THE INPUT
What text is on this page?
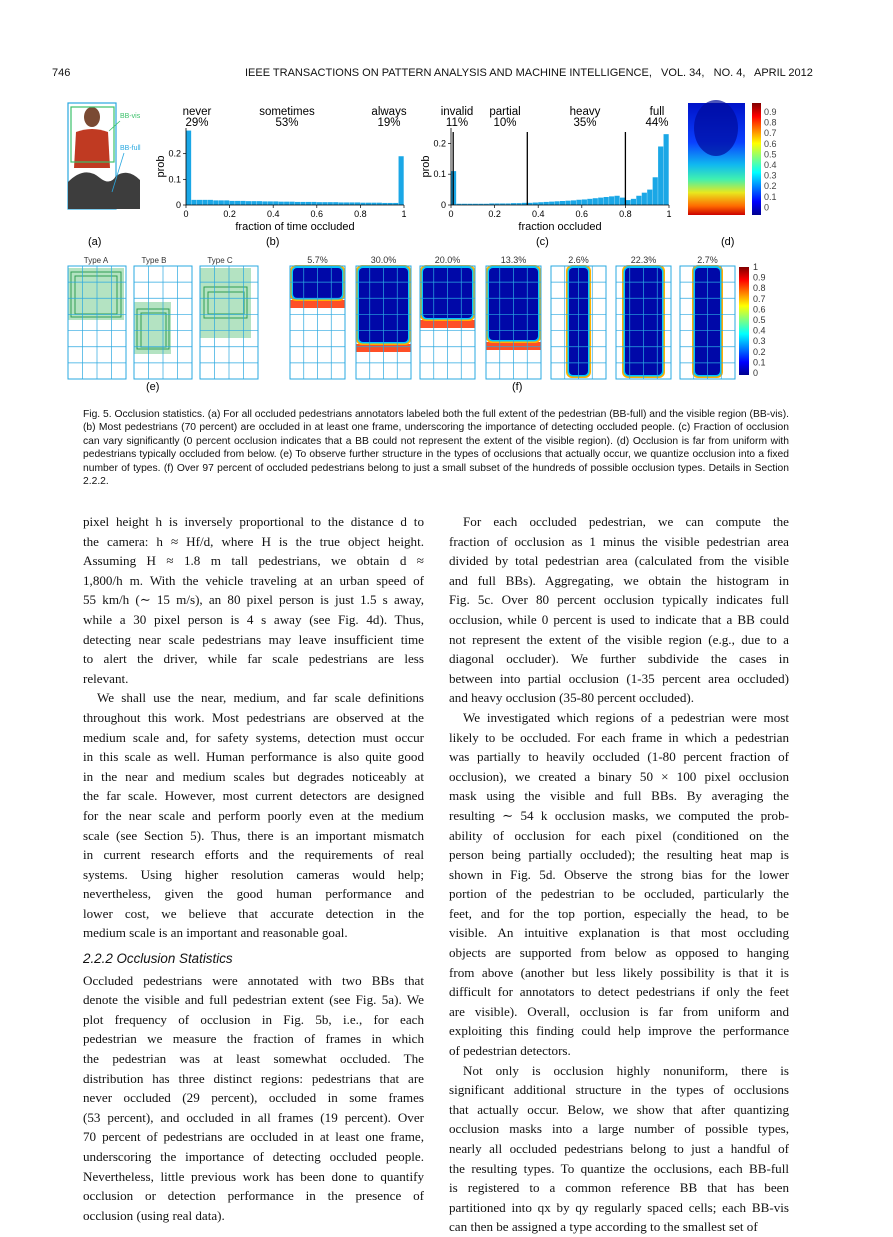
746	IEEE TRANSACTIONS ON PATTERN ANALYSIS AND MACHINE INTELLIGENCE,   VOL. 34,   NO. 4,   APRIL 2012
BB-vis
BB-full
(a)	(b)
0	0.2	0.4	0.6	0.8	1
0
0.1
0.2
fraction of time occluded
prob
never
29%
sometimes
53%
always
19%
(c)
0	0.2	0.4	0.6	0.8	1
0
0.1
0.2
fraction occluded
prob
invalid
11%
partial
10%
heavy
35%
full
44%
0.9
0.8
0.7
0.6
0.5
0.4
0.3
0.2
0.1
0
(d)
(e)
Type A	Type B	Type C
(f)
5.7%	30.0%	20.0%	13.3%	2.6%	22.3%	2.7%
1
0.9
0.8
0.7
0.6
0.5
0.4
0.3
0.2
0.1
0
Fig. 5. Occlusion statistics. (a) For all occluded pedestrians annotators labeled both the full extent of the pedestrian (BB-full) and the visible region (BB-vis). (b) Most pedestrians (70 percent) are occluded in at least one frame, underscoring the importance of detecting occluded people. (c) Fraction of occlusion can vary significantly (0 percent occlusion indicates that a BB could not represent the extent of the visible region). (d) Occlusion is far from uniform with pedestrians typically occluded from below. (e) To observe further structure in the types of occlusions that actually occur, we quantize occlusion into a fixed number of types. (f) Over 97 percent of occluded pedestrians belong to just a small subset of the hundreds of possible occlusion types. Details in Section 2.2.2.
pixel height h is inversely proportional to the distance d to
the camera: h ≈ Hf/d, where H is the true object height.
Assuming H ≈ 1.8 m tall pedestrians, we obtain d ≈
1,800/h m. With the vehicle traveling at an urban speed of
55 km/h (∼ 15 m/s), an 80 pixel person is just 1.5 s away,
while a 30 pixel person is 4 s away (see Fig. 4d). Thus,
detecting near scale pedestrians may leave insufficient time
to alert the driver, while far scale pedestrians are less
relevant.
We shall use the near, medium, and far scale definitions
throughout this work. Most pedestrians are observed at the
medium scale and, for safety systems, detection must occur
in this scale as well. Human performance is also quite good
in the near and medium scales but degrades noticeably at
the far scale. However, most current detectors are designed
for the near scale and perform poorly even at the medium
scale (see Section 5). Thus, there is an important mismatch
in current research efforts and the requirements of real
systems. Using higher resolution cameras would help;
nevertheless, given the good human performance and
lower cost, we believe that accurate detection in the
medium scale is an important and reasonable goal.
2.2.2 Occlusion Statistics
Occluded pedestrians were annotated with two BBs that
denote the visible and full pedestrian extent (see Fig. 5a). We
plot frequency of occlusion in Fig. 5b, i.e., for each
pedestrian we measure the fraction of frames in which
the pedestrian was at least somewhat occluded. The
distribution has three distinct regions: pedestrians that are
never occluded (29 percent), occluded in some frames
(53 percent), and occluded in all frames (19 percent). Over
70 percent of pedestrians are occluded in at least one frame,
underscoring the importance of detecting occluded people.
Nevertheless, little previous work has been done to quantify
occlusion or detection performance in the presence of
occlusion (using real data).
For each occluded pedestrian, we can compute the
fraction of occlusion as 1 minus the visible pedestrian area
divided by total pedestrian area (calculated from the visible
and full BBs). Aggregating, we obtain the histogram in
Fig. 5c. Over 80 percent occlusion typically indicates full
occlusion, while 0 percent is used to indicate that a BB could
not represent the extent of the visible region (e.g., due to a
diagonal occluder). We further subdivide the cases in
between into partial occlusion (1-35 percent area occluded)
and heavy occlusion (35-80 percent occluded).
We investigated which regions of a pedestrian were most
likely to be occluded. For each frame in which a pedestrian
was partially to heavily occluded (1-80 percent fraction of
occlusion), we created a binary 50 × 100 pixel occlusion
mask using the visible and full BBs. By averaging the
resulting ∼ 54 k occlusion masks, we computed the prob-
ability of occlusion for each pixel (conditioned on the
person being partially occluded); the resulting heat map is
shown in Fig. 5d. Observe the strong bias for the lower
portion of the pedestrian to be occluded, particularly the
feet, and for the top portion, especially the head, to be
visible. An intuitive explanation is that most occluding
objects are supported from below as opposed to hanging
from above (another but less likely possibility is that it is
difficult for annotators to detect pedestrians if only the feet
are visible). Overall, occlusion is far from uniform and
exploiting this finding could help improve the performance
of pedestrian detectors.
Not only is occlusion highly nonuniform, there is
significant additional structure in the types of occlusions
that actually occur. Below, we show that after quantizing
occlusion masks into a large number of possible types,
nearly all occluded pedestrians belong to just a handful of
the resulting types. To quantize the occlusions, each BB-full
is registered to a common reference BB that has been
partitioned into qx by qy regularly spaced cells; each BB-vis
can then be assigned a type according to the smallest set of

WHAT TO PRODUCE
Copy all the lines above that hold the string "performance".

RESULT OF THE EXERCISE
in this scale as well. Human performance is also quite good
nevertheless, given the good human performance and
occlusion or detection performance in the presence of
exploiting this finding could help improve the performance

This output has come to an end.